Collected data entries
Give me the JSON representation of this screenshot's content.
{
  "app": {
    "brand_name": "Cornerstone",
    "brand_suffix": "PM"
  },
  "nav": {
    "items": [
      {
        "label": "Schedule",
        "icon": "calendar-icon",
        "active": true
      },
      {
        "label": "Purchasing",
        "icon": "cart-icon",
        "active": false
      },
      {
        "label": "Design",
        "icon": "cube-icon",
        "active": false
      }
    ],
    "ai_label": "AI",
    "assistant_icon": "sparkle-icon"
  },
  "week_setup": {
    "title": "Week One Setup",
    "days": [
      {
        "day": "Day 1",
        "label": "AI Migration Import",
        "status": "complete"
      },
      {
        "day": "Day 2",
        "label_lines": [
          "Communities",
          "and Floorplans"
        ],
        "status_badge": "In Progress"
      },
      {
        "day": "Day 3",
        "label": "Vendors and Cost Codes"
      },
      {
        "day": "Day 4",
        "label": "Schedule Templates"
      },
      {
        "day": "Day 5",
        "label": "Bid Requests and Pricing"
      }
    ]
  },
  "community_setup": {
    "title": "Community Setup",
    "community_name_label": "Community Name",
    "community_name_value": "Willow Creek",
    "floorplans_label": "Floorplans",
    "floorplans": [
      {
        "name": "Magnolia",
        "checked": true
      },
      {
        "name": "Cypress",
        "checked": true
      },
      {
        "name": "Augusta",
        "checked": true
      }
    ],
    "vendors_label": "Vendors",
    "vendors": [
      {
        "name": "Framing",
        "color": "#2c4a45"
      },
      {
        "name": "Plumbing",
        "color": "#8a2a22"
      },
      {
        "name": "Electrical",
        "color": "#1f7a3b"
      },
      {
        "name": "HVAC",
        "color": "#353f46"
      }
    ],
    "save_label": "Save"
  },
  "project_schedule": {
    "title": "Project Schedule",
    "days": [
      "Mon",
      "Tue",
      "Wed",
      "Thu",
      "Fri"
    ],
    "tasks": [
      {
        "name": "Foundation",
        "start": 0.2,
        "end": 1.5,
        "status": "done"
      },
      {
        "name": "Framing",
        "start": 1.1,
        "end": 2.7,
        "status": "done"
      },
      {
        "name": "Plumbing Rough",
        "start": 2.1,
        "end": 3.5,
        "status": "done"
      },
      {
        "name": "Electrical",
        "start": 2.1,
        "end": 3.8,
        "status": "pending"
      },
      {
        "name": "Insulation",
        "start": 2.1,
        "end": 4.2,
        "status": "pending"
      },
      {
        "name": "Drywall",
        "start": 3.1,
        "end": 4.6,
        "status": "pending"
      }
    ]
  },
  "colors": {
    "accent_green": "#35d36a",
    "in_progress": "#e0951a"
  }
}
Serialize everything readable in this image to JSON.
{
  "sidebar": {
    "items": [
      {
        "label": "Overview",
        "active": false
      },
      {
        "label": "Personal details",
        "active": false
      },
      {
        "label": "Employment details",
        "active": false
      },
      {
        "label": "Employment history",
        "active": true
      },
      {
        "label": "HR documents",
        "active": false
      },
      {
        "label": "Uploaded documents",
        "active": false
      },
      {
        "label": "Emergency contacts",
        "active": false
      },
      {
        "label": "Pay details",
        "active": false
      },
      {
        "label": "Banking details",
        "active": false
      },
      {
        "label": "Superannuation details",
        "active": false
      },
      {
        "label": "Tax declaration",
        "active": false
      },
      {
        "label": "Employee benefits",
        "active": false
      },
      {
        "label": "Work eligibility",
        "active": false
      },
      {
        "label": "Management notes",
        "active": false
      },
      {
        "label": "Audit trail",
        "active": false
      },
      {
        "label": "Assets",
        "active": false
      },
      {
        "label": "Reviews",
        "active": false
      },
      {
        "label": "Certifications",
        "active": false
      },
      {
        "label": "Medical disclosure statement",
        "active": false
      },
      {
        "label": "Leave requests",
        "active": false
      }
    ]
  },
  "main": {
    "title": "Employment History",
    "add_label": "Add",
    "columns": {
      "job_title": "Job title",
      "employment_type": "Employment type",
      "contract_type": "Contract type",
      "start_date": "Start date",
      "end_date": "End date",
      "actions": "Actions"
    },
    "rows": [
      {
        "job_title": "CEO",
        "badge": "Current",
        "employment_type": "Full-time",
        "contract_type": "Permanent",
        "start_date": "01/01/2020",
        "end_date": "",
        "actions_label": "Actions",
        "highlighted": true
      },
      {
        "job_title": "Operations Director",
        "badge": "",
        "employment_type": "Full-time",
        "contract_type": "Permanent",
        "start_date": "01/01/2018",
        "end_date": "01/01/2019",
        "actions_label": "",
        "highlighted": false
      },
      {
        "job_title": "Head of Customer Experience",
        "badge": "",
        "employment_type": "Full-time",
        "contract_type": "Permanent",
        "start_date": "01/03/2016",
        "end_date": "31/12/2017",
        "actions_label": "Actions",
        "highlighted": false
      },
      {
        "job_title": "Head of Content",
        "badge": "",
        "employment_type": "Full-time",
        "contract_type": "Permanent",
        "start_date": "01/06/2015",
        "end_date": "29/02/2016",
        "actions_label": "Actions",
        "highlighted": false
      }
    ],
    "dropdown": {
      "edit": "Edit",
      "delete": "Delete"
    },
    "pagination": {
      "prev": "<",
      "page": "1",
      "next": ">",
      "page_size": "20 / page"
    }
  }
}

PROBLEM DETAILS: Repeat the records above in full, character for character.

REPLY:
Give me the JSON representation of this screenshot's content.
{
  "app": {
    "brand_name": "Cornerstone",
    "brand_suffix": "PM"
  },
  "nav": {
    "items": [
      {
        "label": "Schedule",
        "icon": "calendar-icon",
        "active": true
      },
      {
        "label": "Purchasing",
        "icon": "cart-icon",
        "active": false
      },
      {
        "label": "Design",
        "icon": "cube-icon",
        "active": false
      }
    ],
    "ai_label": "AI",
    "assistant_icon": "sparkle-icon"
  },
  "week_setup": {
    "title": "Week One Setup",
    "days": [
      {
        "day": "Day 1",
        "label": "AI Migration Import",
        "status": "complete"
      },
      {
        "day": "Day 2",
        "label_lines": [
          "Communities",
          "and Floorplans"
        ],
        "status_badge": "In Progress"
      },
      {
        "day": "Day 3",
        "label": "Vendors and Cost Codes"
      },
      {
        "day": "Day 4",
        "label": "Schedule Templates"
      },
      {
        "day": "Day 5",
        "label": "Bid Requests and Pricing"
      }
    ]
  },
  "community_setup": {
    "title": "Community Setup",
    "community_name_label": "Community Name",
    "community_name_value": "Willow Creek",
    "floorplans_label": "Floorplans",
    "floorplans": [
      {
        "name": "Magnolia",
        "checked": true
      },
      {
        "name": "Cypress",
        "checked": true
      },
      {
        "name": "Augusta",
        "checked": true
      }
    ],
    "vendors_label": "Vendors",
    "vendors": [
      {
        "name": "Framing",
        "color": "#2c4a45"
      },
      {
        "name": "Plumbing",
        "color": "#8a2a22"
      },
      {
        "name": "Electrical",
        "color": "#1f7a3b"
      },
      {
        "name": "HVAC",
        "color": "#353f46"
      }
    ],
    "save_label": "Save"
  },
  "project_schedule": {
    "title": "Project Schedule",
    "days": [
      "Mon",
      "Tue",
      "Wed",
      "Thu",
      "Fri"
    ],
    "tasks": [
      {
        "name": "Foundation",
        "start": 0.2,
        "end": 1.5,
        "status": "done"
      },
      {
        "name": "Framing",
        "start": 1.1,
        "end": 2.7,
        "status": "done"
      },
      {
        "name": "Plumbing Rough",
        "start": 2.1,
        "end": 3.5,
        "status": "done"
      },
      {
        "name": "Electrical",
        "start": 2.1,
        "end": 3.8,
        "status": "pending"
      },
      {
        "name": "Insulation",
        "start": 2.1,
        "end": 4.2,
        "status": "pending"
      },
      {
        "name": "Drywall",
        "start": 3.1,
        "end": 4.6,
        "status": "pending"
      }
    ]
  },
  "colors": {
    "accent_green": "#35d36a",
    "in_progress": "#e0951a"
  }
}
Serialize everything readable in this image to JSON.
{
  "sidebar": {
    "items": [
      {
        "label": "Overview",
        "active": false
      },
      {
        "label": "Personal details",
        "active": false
      },
      {
        "label": "Employment details",
        "active": false
      },
      {
        "label": "Employment history",
        "active": true
      },
      {
        "label": "HR documents",
        "active": false
      },
      {
        "label": "Uploaded documents",
        "active": false
      },
      {
        "label": "Emergency contacts",
        "active": false
      },
      {
        "label": "Pay details",
        "active": false
      },
      {
        "label": "Banking details",
        "active": false
      },
      {
        "label": "Superannuation details",
        "active": false
      },
      {
        "label": "Tax declaration",
        "active": false
      },
      {
        "label": "Employee benefits",
        "active": false
      },
      {
        "label": "Work eligibility",
        "active": false
      },
      {
        "label": "Management notes",
        "active": false
      },
      {
        "label": "Audit trail",
        "active": false
      },
      {
        "label": "Assets",
        "active": false
      },
      {
        "label": "Reviews",
        "active": false
      },
      {
        "label": "Certifications",
        "active": false
      },
      {
        "label": "Medical disclosure statement",
        "active": false
      },
      {
        "label": "Leave requests",
        "active": false
      }
    ]
  },
  "main": {
    "title": "Employment History",
    "add_label": "Add",
    "columns": {
      "job_title": "Job title",
      "employment_type": "Employment type",
      "contract_type": "Contract type",
      "start_date": "Start date",
      "end_date": "End date",
      "actions": "Actions"
    },
    "rows": [
      {
        "job_title": "CEO",
        "badge": "Current",
        "employment_type": "Full-time",
        "contract_type": "Permanent",
        "start_date": "01/01/2020",
        "end_date": "",
        "actions_label": "Actions",
        "highlighted": true
      },
      {
        "job_title": "Operations Director",
        "badge": "",
        "employment_type": "Full-time",
        "contract_type": "Permanent",
        "start_date": "01/01/2018",
        "end_date": "01/01/2019",
        "actions_label": "",
        "highlighted": false
      },
      {
        "job_title": "Head of Customer Experience",
        "badge": "",
        "employment_type": "Full-time",
        "contract_type": "Permanent",
        "start_date": "01/03/2016",
        "end_date": "31/12/2017",
        "actions_label": "Actions",
        "highlighted": false
      },
      {
        "job_title": "Head of Content",
        "badge": "",
        "employment_type": "Full-time",
        "contract_type": "Permanent",
        "start_date": "01/06/2015",
        "end_date": "29/02/2016",
        "actions_label": "Actions",
        "highlighted": false
      }
    ],
    "dropdown": {
      "edit": "Edit",
      "delete": "Delete"
    },
    "pagination": {
      "prev": "<",
      "page": "1",
      "next": ">",
      "page_size": "20 / page"
    }
  }
}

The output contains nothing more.